Task: Quote the full listing word for word.

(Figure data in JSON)
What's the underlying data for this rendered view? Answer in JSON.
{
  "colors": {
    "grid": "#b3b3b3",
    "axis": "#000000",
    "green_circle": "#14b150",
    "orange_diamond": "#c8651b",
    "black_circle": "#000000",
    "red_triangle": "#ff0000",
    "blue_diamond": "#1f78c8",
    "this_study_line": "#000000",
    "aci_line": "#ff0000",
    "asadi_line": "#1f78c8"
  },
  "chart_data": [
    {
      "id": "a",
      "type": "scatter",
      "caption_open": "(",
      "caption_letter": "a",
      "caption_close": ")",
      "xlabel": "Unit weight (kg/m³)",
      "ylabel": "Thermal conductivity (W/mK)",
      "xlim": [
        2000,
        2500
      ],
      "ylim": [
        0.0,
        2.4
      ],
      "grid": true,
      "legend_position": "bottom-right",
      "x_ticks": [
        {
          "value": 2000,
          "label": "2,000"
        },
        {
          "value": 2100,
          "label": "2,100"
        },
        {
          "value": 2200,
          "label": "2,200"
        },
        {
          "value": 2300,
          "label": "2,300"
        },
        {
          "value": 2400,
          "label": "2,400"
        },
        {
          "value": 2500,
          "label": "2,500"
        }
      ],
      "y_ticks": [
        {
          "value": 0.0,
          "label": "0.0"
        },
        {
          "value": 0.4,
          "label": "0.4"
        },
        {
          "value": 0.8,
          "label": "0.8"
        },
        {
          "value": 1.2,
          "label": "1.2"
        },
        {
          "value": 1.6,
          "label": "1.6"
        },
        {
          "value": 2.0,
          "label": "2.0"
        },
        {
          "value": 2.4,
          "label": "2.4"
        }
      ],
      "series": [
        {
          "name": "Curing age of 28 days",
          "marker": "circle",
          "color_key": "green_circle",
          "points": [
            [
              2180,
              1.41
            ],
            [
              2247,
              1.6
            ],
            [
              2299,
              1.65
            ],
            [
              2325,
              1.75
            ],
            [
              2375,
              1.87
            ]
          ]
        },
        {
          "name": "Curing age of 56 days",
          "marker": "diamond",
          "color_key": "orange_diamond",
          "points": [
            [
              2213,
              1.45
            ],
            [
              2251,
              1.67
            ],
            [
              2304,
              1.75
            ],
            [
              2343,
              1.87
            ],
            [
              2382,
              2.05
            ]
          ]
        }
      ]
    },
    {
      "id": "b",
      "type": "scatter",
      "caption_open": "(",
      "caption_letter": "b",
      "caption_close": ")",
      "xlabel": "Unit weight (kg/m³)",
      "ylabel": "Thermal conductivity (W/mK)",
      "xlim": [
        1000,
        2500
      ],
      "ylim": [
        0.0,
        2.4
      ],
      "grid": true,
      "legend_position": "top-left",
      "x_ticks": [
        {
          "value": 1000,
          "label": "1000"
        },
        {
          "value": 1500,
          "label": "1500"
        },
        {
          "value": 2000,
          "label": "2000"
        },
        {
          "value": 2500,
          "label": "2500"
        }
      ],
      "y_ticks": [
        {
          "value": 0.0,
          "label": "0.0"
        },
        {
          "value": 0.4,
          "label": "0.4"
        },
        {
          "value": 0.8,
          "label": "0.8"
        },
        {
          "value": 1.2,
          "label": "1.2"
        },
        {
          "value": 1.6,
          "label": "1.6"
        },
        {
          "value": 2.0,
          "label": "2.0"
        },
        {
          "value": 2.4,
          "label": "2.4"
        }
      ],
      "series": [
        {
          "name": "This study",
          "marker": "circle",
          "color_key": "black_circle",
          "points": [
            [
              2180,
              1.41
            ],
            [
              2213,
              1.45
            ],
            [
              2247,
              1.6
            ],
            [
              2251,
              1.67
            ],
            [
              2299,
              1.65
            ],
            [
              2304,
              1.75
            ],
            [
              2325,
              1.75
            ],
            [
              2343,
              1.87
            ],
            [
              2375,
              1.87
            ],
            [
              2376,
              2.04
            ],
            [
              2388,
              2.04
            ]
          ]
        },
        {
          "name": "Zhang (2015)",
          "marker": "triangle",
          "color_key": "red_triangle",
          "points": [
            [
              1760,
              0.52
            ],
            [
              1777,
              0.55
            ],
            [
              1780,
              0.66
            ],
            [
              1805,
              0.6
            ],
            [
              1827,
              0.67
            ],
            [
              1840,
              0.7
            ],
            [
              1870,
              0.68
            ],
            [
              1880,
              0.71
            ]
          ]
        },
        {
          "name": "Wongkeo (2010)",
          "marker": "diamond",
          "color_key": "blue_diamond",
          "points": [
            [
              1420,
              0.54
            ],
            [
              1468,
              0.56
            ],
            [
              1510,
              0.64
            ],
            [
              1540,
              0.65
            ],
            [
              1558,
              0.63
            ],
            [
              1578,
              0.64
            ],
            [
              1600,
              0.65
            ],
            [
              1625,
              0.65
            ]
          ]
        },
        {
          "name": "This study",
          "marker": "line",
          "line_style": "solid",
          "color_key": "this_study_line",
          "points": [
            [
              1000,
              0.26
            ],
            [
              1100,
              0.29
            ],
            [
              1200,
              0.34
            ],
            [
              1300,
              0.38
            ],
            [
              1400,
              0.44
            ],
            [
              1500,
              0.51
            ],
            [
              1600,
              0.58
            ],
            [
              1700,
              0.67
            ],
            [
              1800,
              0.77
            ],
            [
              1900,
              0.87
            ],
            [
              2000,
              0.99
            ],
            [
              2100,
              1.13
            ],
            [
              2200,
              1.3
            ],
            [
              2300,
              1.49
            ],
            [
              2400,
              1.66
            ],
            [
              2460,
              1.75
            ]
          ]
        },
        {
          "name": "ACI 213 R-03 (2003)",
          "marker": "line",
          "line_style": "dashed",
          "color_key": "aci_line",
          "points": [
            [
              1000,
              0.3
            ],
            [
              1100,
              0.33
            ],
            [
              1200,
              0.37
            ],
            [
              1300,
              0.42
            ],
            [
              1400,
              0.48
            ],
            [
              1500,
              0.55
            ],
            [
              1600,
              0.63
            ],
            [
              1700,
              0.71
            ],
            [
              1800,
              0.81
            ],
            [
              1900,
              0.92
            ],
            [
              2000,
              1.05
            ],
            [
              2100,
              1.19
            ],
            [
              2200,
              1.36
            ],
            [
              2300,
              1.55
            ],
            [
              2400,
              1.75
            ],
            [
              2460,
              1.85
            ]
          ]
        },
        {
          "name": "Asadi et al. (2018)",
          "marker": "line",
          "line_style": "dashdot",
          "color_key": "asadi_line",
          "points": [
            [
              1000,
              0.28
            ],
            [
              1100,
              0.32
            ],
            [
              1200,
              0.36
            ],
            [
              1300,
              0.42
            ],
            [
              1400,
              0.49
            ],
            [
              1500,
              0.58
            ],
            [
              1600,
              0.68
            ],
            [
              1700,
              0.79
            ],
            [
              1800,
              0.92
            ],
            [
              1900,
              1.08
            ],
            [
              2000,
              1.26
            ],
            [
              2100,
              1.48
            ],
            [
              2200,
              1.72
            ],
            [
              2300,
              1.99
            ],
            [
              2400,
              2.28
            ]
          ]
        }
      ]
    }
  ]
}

Exercise solution:
What's the underlying data for this rendered view? Answer in JSON.
{
  "colors": {
    "grid": "#b3b3b3",
    "axis": "#000000",
    "green_circle": "#14b150",
    "orange_diamond": "#c8651b",
    "black_circle": "#000000",
    "red_triangle": "#ff0000",
    "blue_diamond": "#1f78c8",
    "this_study_line": "#000000",
    "aci_line": "#ff0000",
    "asadi_line": "#1f78c8"
  },
  "chart_data": [
    {
      "id": "a",
      "type": "scatter",
      "caption_open": "(",
      "caption_letter": "a",
      "caption_close": ")",
      "xlabel": "Unit weight (kg/m³)",
      "ylabel": "Thermal conductivity (W/mK)",
      "xlim": [
        2000,
        2500
      ],
      "ylim": [
        0.0,
        2.4
      ],
      "grid": true,
      "legend_position": "bottom-right",
      "x_ticks": [
        {
          "value": 2000,
          "label": "2,000"
        },
        {
          "value": 2100,
          "label": "2,100"
        },
        {
          "value": 2200,
          "label": "2,200"
        },
        {
          "value": 2300,
          "label": "2,300"
        },
        {
          "value": 2400,
          "label": "2,400"
        },
        {
          "value": 2500,
          "label": "2,500"
        }
      ],
      "y_ticks": [
        {
          "value": 0.0,
          "label": "0.0"
        },
        {
          "value": 0.4,
          "label": "0.4"
        },
        {
          "value": 0.8,
          "label": "0.8"
        },
        {
          "value": 1.2,
          "label": "1.2"
        },
        {
          "value": 1.6,
          "label": "1.6"
        },
        {
          "value": 2.0,
          "label": "2.0"
        },
        {
          "value": 2.4,
          "label": "2.4"
        }
      ],
      "series": [
        {
          "name": "Curing age of 28 days",
          "marker": "circle",
          "color_key": "green_circle",
          "points": [
            [
              2180,
              1.41
            ],
            [
              2247,
              1.6
            ],
            [
              2299,
              1.65
            ],
            [
              2325,
              1.75
            ],
            [
              2375,
              1.87
            ]
          ]
        },
        {
          "name": "Curing age of 56 days",
          "marker": "diamond",
          "color_key": "orange_diamond",
          "points": [
            [
              2213,
              1.45
            ],
            [
              2251,
              1.67
            ],
            [
              2304,
              1.75
            ],
            [
              2343,
              1.87
            ],
            [
              2382,
              2.05
            ]
          ]
        }
      ]
    },
    {
      "id": "b",
      "type": "scatter",
      "caption_open": "(",
      "caption_letter": "b",
      "caption_close": ")",
      "xlabel": "Unit weight (kg/m³)",
      "ylabel": "Thermal conductivity (W/mK)",
      "xlim": [
        1000,
        2500
      ],
      "ylim": [
        0.0,
        2.4
      ],
      "grid": true,
      "legend_position": "top-left",
      "x_ticks": [
        {
          "value": 1000,
          "label": "1000"
        },
        {
          "value": 1500,
          "label": "1500"
        },
        {
          "value": 2000,
          "label": "2000"
        },
        {
          "value": 2500,
          "label": "2500"
        }
      ],
      "y_ticks": [
        {
          "value": 0.0,
          "label": "0.0"
        },
        {
          "value": 0.4,
          "label": "0.4"
        },
        {
          "value": 0.8,
          "label": "0.8"
        },
        {
          "value": 1.2,
          "label": "1.2"
        },
        {
          "value": 1.6,
          "label": "1.6"
        },
        {
          "value": 2.0,
          "label": "2.0"
        },
        {
          "value": 2.4,
          "label": "2.4"
        }
      ],
      "series": [
        {
          "name": "This study",
          "marker": "circle",
          "color_key": "black_circle",
          "points": [
            [
              2180,
              1.41
            ],
            [
              2213,
              1.45
            ],
            [
              2247,
              1.6
            ],
            [
              2251,
              1.67
            ],
            [
              2299,
              1.65
            ],
            [
              2304,
              1.75
            ],
            [
              2325,
              1.75
            ],
            [
              2343,
              1.87
            ],
            [
              2375,
              1.87
            ],
            [
              2376,
              2.04
            ],
            [
              2388,
              2.04
            ]
          ]
        },
        {
          "name": "Zhang (2015)",
          "marker": "triangle",
          "color_key": "red_triangle",
          "points": [
            [
              1760,
              0.52
            ],
            [
              1777,
              0.55
            ],
            [
              1780,
              0.66
            ],
            [
              1805,
              0.6
            ],
            [
              1827,
              0.67
            ],
            [
              1840,
              0.7
            ],
            [
              1870,
              0.68
            ],
            [
              1880,
              0.71
            ]
          ]
        },
        {
          "name": "Wongkeo (2010)",
          "marker": "diamond",
          "color_key": "blue_diamond",
          "points": [
            [
              1420,
              0.54
            ],
            [
              1468,
              0.56
            ],
            [
              1510,
              0.64
            ],
            [
              1540,
              0.65
            ],
            [
              1558,
              0.63
            ],
            [
              1578,
              0.64
            ],
            [
              1600,
              0.65
            ],
            [
              1625,
              0.65
            ]
          ]
        },
        {
          "name": "This study",
          "marker": "line",
          "line_style": "solid",
          "color_key": "this_study_line",
          "points": [
            [
              1000,
              0.26
            ],
            [
              1100,
              0.29
            ],
            [
              1200,
              0.34
            ],
            [
              1300,
              0.38
            ],
            [
              1400,
              0.44
            ],
            [
              1500,
              0.51
            ],
            [
              1600,
              0.58
            ],
            [
              1700,
              0.67
            ],
            [
              1800,
              0.77
            ],
            [
              1900,
              0.87
            ],
            [
              2000,
              0.99
            ],
            [
              2100,
              1.13
            ],
            [
              2200,
              1.3
            ],
            [
              2300,
              1.49
            ],
            [
              2400,
              1.66
            ],
            [
              2460,
              1.75
            ]
          ]
        },
        {
          "name": "ACI 213 R-03 (2003)",
          "marker": "line",
          "line_style": "dashed",
          "color_key": "aci_line",
          "points": [
            [
              1000,
              0.3
            ],
            [
              1100,
              0.33
            ],
            [
              1200,
              0.37
            ],
            [
              1300,
              0.42
            ],
            [
              1400,
              0.48
            ],
            [
              1500,
              0.55
            ],
            [
              1600,
              0.63
            ],
            [
              1700,
              0.71
            ],
            [
              1800,
              0.81
            ],
            [
              1900,
              0.92
            ],
            [
              2000,
              1.05
            ],
            [
              2100,
              1.19
            ],
            [
              2200,
              1.36
            ],
            [
              2300,
              1.55
            ],
            [
              2400,
              1.75
            ],
            [
              2460,
              1.85
            ]
          ]
        },
        {
          "name": "Asadi et al. (2018)",
          "marker": "line",
          "line_style": "dashdot",
          "color_key": "asadi_line",
          "points": [
            [
              1000,
              0.28
            ],
            [
              1100,
              0.32
            ],
            [
              1200,
              0.36
            ],
            [
              1300,
              0.42
            ],
            [
              1400,
              0.49
            ],
            [
              1500,
              0.58
            ],
            [
              1600,
              0.68
            ],
            [
              1700,
              0.79
            ],
            [
              1800,
              0.92
            ],
            [
              1900,
              1.08
            ],
            [
              2000,
              1.26
            ],
            [
              2100,
              1.48
            ],
            [
              2200,
              1.72
            ],
            [
              2300,
              1.99
            ],
            [
              2400,
              2.28
            ]
          ]
        }
      ]
    }
  ]
}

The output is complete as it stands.